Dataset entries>

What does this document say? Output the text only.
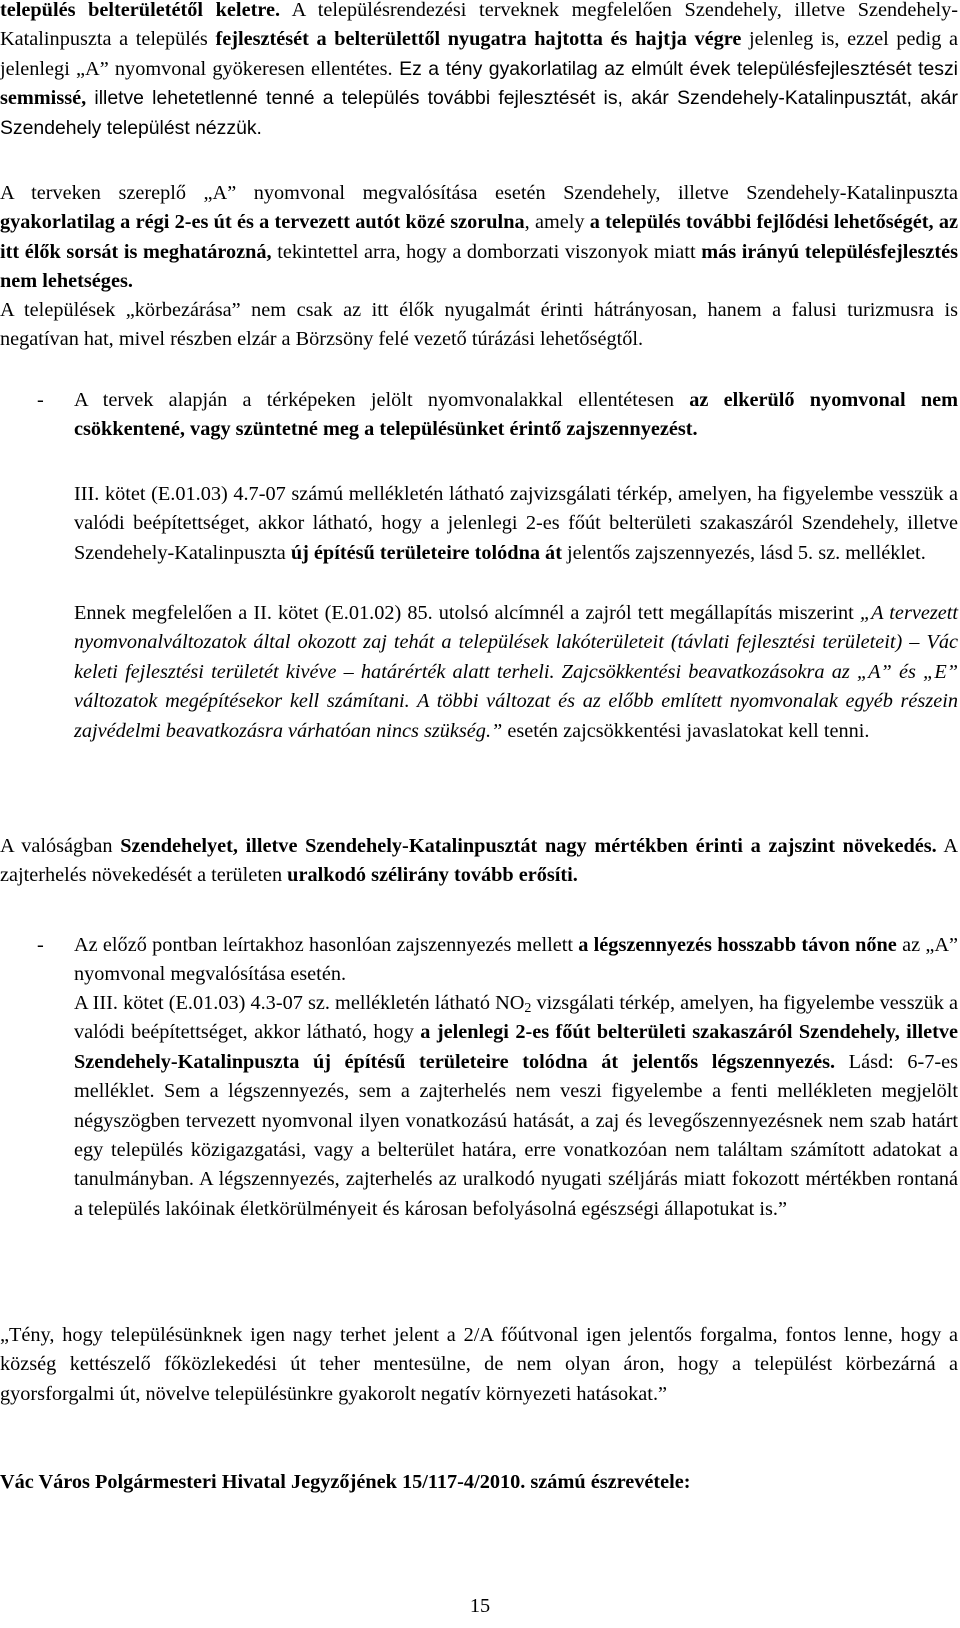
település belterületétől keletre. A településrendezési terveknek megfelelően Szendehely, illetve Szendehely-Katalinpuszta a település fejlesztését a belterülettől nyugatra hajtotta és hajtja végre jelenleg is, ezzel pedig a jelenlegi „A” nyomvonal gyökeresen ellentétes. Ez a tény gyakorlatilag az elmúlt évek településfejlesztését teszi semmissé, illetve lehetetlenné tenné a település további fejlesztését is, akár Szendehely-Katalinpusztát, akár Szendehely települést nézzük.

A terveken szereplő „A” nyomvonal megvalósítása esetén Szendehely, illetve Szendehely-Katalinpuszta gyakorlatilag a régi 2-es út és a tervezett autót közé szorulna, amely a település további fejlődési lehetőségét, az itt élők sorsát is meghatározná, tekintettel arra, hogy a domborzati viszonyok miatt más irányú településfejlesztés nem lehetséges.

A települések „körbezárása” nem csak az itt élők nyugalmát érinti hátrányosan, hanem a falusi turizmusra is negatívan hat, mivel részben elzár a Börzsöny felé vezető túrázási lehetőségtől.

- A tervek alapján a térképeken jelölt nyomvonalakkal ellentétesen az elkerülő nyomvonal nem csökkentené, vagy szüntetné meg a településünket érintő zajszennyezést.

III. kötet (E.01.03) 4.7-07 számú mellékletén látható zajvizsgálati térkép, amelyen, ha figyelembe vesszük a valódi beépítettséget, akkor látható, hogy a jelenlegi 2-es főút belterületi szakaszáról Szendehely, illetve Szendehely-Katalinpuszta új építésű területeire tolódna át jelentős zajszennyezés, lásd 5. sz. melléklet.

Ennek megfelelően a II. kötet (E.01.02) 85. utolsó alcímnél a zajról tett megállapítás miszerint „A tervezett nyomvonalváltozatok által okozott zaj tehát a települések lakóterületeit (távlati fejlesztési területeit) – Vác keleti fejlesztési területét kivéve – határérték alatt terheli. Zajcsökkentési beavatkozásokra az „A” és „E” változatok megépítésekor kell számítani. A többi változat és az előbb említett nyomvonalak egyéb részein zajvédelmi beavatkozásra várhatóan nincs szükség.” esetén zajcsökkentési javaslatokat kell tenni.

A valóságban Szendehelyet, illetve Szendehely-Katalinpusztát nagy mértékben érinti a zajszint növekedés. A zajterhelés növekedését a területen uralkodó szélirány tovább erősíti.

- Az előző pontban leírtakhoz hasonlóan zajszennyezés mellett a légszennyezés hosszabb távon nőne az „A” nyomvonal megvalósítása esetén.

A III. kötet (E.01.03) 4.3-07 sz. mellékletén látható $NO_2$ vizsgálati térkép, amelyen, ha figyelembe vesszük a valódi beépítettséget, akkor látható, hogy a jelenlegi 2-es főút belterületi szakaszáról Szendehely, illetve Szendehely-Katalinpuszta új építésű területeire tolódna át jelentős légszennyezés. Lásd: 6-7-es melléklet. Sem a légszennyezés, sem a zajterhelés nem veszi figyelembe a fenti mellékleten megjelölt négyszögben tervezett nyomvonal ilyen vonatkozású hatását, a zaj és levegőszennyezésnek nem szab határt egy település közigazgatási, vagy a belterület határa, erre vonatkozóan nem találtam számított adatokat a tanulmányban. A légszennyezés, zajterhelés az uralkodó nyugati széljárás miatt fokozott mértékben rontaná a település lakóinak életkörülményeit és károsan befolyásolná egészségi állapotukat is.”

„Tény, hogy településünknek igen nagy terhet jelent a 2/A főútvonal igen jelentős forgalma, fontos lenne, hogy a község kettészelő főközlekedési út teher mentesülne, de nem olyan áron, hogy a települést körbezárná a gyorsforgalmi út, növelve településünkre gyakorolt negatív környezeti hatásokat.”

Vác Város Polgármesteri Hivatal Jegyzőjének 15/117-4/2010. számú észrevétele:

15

CHALLENGE> Output the records above exactly; leave out the pictures.

RESULT FOR THIS TASK>
What does this document say? Output the text only.
település belterületétől keletre. A településrendezési terveknek megfelelően Szendehely, illetve Szendehely-Katalinpuszta a település fejlesztését a belterülettől nyugatra hajtotta és hajtja végre jelenleg is, ezzel pedig a jelenlegi „A” nyomvonal gyökeresen ellentétes. Ez a tény gyakorlatilag az elmúlt évek településfejlesztését teszi semmissé, illetve lehetetlenné tenné a település további fejlesztését is, akár Szendehely-Katalinpusztát, akár Szendehely települést nézzük.

A terveken szereplő „A” nyomvonal megvalósítása esetén Szendehely, illetve Szendehely-Katalinpuszta gyakorlatilag a régi 2-es út és a tervezett autót közé szorulna, amely a település további fejlődési lehetőségét, az itt élők sorsát is meghatározná, tekintettel arra, hogy a domborzati viszonyok miatt más irányú településfejlesztés nem lehetséges.

A települések „körbezárása” nem csak az itt élők nyugalmát érinti hátrányosan, hanem a falusi turizmusra is negatívan hat, mivel részben elzár a Börzsöny felé vezető túrázási lehetőségtől.

- A tervek alapján a térképeken jelölt nyomvonalakkal ellentétesen az elkerülő nyomvonal nem csökkentené, vagy szüntetné meg a településünket érintő zajszennyezést.

III. kötet (E.01.03) 4.7-07 számú mellékletén látható zajvizsgálati térkép, amelyen, ha figyelembe vesszük a valódi beépítettséget, akkor látható, hogy a jelenlegi 2-es főút belterületi szakaszáról Szendehely, illetve Szendehely-Katalinpuszta új építésű területeire tolódna át jelentős zajszennyezés, lásd 5. sz. melléklet.

Ennek megfelelően a II. kötet (E.01.02) 85. utolsó alcímnél a zajról tett megállapítás miszerint „A tervezett nyomvonalváltozatok által okozott zaj tehát a települések lakóterületeit (távlati fejlesztési területeit) – Vác keleti fejlesztési területét kivéve – határérték alatt terheli. Zajcsökkentési beavatkozásokra az „A” és „E” változatok megépítésekor kell számítani. A többi változat és az előbb említett nyomvonalak egyéb részein zajvédelmi beavatkozásra várhatóan nincs szükség.” esetén zajcsökkentési javaslatokat kell tenni.

A valóságban Szendehelyet, illetve Szendehely-Katalinpusztát nagy mértékben érinti a zajszint növekedés. A zajterhelés növekedését a területen uralkodó szélirány tovább erősíti.

- Az előző pontban leírtakhoz hasonlóan zajszennyezés mellett a légszennyezés hosszabb távon nőne az „A” nyomvonal megvalósítása esetén.

A III. kötet (E.01.03) 4.3-07 sz. mellékletén látható $NO_2$ vizsgálati térkép, amelyen, ha figyelembe vesszük a valódi beépítettséget, akkor látható, hogy a jelenlegi 2-es főút belterületi szakaszáról Szendehely, illetve Szendehely-Katalinpuszta új építésű területeire tolódna át jelentős légszennyezés. Lásd: 6-7-es melléklet. Sem a légszennyezés, sem a zajterhelés nem veszi figyelembe a fenti mellékleten megjelölt négyszögben tervezett nyomvonal ilyen vonatkozású hatását, a zaj és levegőszennyezésnek nem szab határt egy település közigazgatási, vagy a belterület határa, erre vonatkozóan nem találtam számított adatokat a tanulmányban. A légszennyezés, zajterhelés az uralkodó nyugati széljárás miatt fokozott mértékben rontaná a település lakóinak életkörülményeit és károsan befolyásolná egészségi állapotukat is.”

„Tény, hogy településünknek igen nagy terhet jelent a 2/A főútvonal igen jelentős forgalma, fontos lenne, hogy a község kettészelő főközlekedési út teher mentesülne, de nem olyan áron, hogy a települést körbezárná a gyorsforgalmi út, növelve településünkre gyakorolt negatív környezeti hatásokat.”

Vác Város Polgármesteri Hivatal Jegyzőjének 15/117-4/2010. számú észrevétele:

15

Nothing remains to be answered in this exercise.